(Source records)
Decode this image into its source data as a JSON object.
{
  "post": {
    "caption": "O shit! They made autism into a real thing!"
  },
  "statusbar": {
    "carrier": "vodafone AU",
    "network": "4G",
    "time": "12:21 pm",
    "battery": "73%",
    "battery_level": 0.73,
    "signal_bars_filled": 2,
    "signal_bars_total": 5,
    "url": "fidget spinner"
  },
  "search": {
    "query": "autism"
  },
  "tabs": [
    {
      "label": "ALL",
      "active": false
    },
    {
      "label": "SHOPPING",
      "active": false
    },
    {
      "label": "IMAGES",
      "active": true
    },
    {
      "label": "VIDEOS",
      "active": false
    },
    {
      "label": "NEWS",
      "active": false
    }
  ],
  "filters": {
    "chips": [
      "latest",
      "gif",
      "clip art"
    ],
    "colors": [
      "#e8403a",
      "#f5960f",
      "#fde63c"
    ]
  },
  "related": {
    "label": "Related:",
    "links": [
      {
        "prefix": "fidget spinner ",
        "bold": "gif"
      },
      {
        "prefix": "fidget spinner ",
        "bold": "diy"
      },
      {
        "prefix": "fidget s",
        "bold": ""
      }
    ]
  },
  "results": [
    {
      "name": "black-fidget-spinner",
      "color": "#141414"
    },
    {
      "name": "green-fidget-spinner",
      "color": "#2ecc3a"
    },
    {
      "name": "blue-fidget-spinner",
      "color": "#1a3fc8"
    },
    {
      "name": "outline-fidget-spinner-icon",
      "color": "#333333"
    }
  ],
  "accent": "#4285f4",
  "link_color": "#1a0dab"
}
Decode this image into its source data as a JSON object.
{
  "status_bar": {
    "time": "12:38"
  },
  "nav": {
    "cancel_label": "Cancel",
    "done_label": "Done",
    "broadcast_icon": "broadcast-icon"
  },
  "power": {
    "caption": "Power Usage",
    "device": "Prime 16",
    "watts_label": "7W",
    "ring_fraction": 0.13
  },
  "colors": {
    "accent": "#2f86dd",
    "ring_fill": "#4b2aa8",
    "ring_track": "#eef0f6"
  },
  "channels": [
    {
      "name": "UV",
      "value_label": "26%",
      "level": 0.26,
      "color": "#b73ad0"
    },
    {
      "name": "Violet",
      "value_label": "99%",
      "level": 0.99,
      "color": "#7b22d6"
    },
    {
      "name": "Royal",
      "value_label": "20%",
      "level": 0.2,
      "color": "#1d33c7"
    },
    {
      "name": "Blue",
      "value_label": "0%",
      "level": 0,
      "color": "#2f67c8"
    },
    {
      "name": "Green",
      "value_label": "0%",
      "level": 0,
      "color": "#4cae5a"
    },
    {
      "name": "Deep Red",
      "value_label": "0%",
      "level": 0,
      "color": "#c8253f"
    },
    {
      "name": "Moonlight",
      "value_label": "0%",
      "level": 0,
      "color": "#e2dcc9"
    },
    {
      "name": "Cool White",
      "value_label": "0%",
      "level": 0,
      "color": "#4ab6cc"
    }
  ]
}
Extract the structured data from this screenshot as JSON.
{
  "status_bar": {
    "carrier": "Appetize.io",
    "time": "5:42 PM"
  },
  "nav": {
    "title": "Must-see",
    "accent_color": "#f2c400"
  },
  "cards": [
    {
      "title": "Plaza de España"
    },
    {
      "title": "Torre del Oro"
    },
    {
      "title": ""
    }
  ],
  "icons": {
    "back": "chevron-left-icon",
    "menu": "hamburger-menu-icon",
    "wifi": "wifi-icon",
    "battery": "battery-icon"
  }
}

...

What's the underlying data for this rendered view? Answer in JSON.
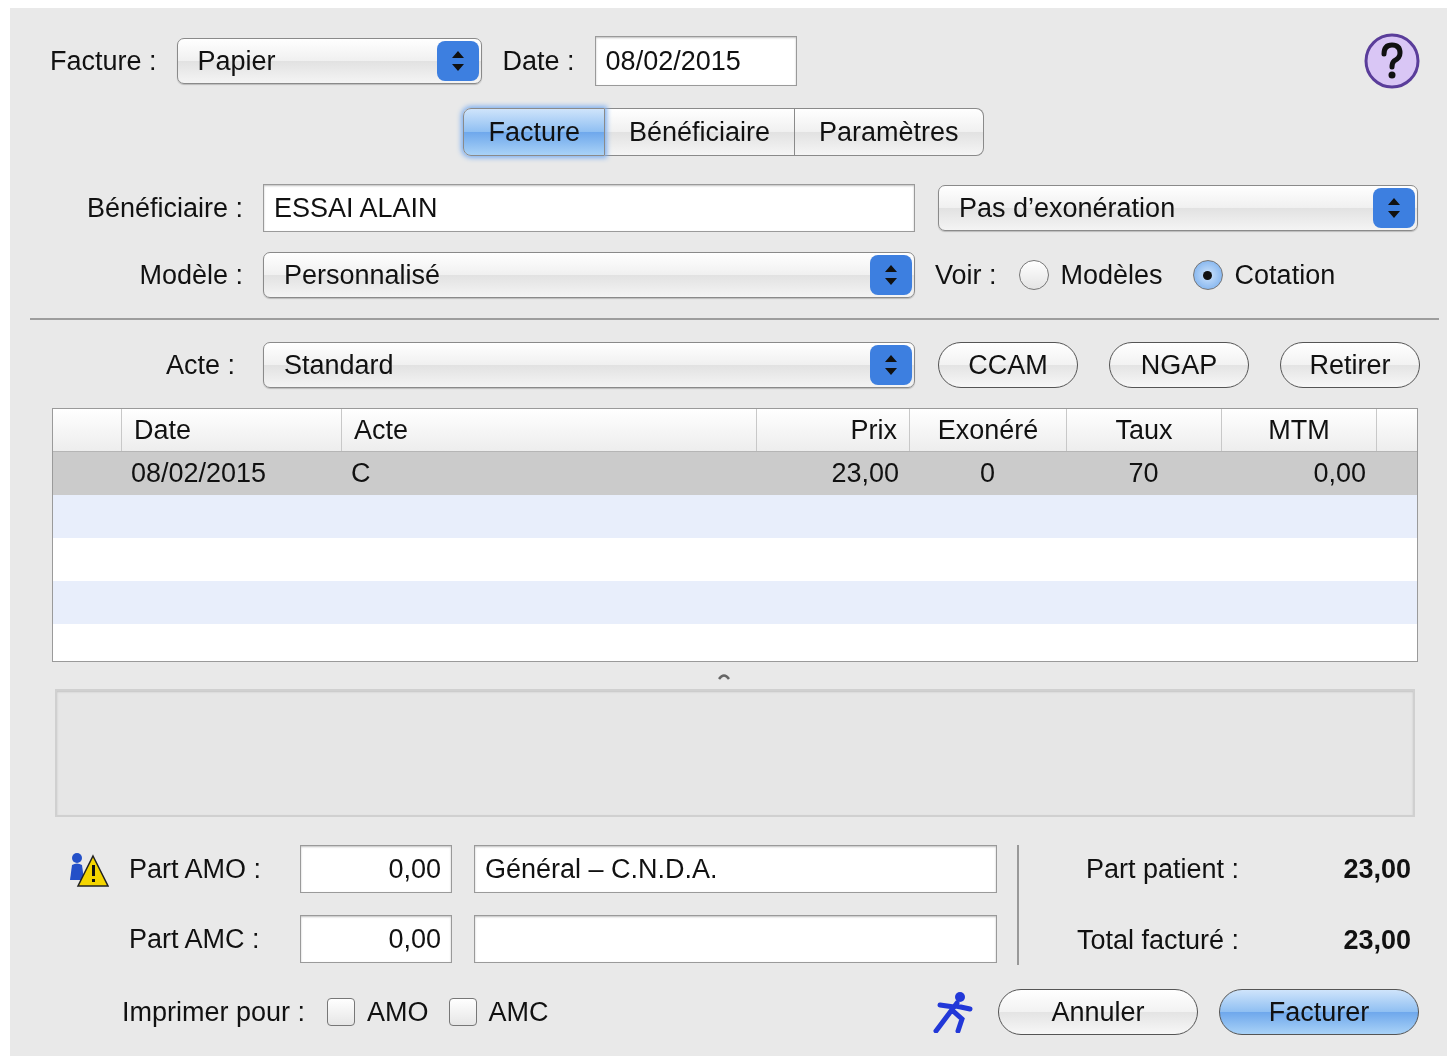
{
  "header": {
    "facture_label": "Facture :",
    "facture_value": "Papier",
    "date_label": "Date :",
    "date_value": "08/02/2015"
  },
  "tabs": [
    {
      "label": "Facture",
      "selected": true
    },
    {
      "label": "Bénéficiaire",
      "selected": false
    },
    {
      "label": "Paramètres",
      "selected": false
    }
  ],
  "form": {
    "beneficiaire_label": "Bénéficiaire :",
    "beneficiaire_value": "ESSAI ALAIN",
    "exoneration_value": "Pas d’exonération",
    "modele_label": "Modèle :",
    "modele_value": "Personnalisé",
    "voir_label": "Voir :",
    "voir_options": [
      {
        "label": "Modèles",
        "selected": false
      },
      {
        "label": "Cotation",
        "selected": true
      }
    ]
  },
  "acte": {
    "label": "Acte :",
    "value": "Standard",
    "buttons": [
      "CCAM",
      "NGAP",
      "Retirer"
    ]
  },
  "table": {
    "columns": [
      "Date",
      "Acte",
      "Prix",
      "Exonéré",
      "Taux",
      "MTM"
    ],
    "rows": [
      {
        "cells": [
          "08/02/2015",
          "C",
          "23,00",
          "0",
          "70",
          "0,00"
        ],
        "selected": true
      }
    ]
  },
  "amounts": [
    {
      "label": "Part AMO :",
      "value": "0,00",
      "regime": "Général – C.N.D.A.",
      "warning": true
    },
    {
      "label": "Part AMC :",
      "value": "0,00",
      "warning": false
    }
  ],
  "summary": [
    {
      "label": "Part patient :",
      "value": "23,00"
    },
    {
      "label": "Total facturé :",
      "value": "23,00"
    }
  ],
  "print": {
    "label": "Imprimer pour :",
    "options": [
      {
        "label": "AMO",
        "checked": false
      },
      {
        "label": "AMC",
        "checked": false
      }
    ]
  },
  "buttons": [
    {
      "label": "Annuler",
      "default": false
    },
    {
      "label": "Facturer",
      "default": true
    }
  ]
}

* * *

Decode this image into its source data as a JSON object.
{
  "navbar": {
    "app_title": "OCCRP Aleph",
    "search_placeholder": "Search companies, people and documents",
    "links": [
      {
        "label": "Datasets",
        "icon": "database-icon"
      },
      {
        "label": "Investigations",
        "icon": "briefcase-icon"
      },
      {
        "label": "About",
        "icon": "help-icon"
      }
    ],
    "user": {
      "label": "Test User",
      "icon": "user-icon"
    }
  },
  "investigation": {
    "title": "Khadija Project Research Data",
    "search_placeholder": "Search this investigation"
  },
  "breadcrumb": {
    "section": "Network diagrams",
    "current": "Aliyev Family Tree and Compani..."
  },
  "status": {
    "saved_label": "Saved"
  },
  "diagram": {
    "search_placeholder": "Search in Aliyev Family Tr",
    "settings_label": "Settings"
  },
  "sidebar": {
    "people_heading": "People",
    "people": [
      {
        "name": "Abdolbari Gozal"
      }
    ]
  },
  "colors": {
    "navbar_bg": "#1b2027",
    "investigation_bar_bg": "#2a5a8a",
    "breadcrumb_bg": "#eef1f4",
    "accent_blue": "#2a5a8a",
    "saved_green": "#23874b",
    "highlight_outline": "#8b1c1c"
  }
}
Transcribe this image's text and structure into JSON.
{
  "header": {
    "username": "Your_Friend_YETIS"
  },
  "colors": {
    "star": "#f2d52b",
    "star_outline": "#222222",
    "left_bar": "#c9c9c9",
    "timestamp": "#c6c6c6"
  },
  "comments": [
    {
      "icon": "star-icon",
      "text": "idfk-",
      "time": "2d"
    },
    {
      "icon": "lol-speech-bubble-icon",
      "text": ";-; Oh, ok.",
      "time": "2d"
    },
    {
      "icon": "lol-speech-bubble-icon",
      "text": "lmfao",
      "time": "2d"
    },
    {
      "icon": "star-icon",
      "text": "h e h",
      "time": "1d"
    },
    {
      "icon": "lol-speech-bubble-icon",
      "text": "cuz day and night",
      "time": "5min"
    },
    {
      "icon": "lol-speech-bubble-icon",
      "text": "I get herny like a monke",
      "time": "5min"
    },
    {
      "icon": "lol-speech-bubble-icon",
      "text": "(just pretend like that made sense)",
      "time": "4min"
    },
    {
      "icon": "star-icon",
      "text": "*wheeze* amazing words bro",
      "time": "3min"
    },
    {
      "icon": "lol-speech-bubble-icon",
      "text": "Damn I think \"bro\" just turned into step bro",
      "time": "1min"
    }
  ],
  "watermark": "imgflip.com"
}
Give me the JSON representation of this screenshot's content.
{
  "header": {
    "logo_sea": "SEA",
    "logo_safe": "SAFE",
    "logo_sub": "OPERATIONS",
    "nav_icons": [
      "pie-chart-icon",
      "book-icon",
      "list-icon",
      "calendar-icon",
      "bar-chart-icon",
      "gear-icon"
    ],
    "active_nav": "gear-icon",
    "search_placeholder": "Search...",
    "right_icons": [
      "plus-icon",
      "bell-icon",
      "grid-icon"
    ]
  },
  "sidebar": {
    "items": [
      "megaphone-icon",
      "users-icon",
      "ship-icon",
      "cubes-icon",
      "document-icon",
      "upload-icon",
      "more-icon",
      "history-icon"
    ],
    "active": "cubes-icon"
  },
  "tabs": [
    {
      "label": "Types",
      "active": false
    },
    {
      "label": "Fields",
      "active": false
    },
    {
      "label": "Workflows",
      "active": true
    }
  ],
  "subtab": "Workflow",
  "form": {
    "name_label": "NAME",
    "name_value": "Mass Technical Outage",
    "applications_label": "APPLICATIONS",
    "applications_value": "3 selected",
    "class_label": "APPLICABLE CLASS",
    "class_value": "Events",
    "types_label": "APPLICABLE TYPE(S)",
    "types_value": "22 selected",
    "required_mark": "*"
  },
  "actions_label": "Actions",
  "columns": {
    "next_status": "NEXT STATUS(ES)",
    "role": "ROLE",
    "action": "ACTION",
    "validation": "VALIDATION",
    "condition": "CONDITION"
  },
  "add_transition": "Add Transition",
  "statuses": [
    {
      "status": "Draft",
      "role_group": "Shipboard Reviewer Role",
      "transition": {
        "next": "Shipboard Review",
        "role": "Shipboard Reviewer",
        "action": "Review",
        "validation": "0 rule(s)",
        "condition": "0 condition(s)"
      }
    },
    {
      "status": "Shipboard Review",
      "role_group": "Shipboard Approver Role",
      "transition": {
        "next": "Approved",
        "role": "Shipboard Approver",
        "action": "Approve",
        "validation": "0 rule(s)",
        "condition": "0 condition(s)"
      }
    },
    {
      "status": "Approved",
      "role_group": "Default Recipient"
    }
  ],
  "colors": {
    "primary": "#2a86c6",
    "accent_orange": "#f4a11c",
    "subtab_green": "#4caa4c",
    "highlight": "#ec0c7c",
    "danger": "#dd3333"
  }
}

◆ **Short exercise**: Locate the lines above that hold the word "Aliyev". Show every one of them.

◆ **Task answer**:
    "current": "Aliyev Family Tree and Compani..."
    "search_placeholder": "Search in Aliyev Family Tr",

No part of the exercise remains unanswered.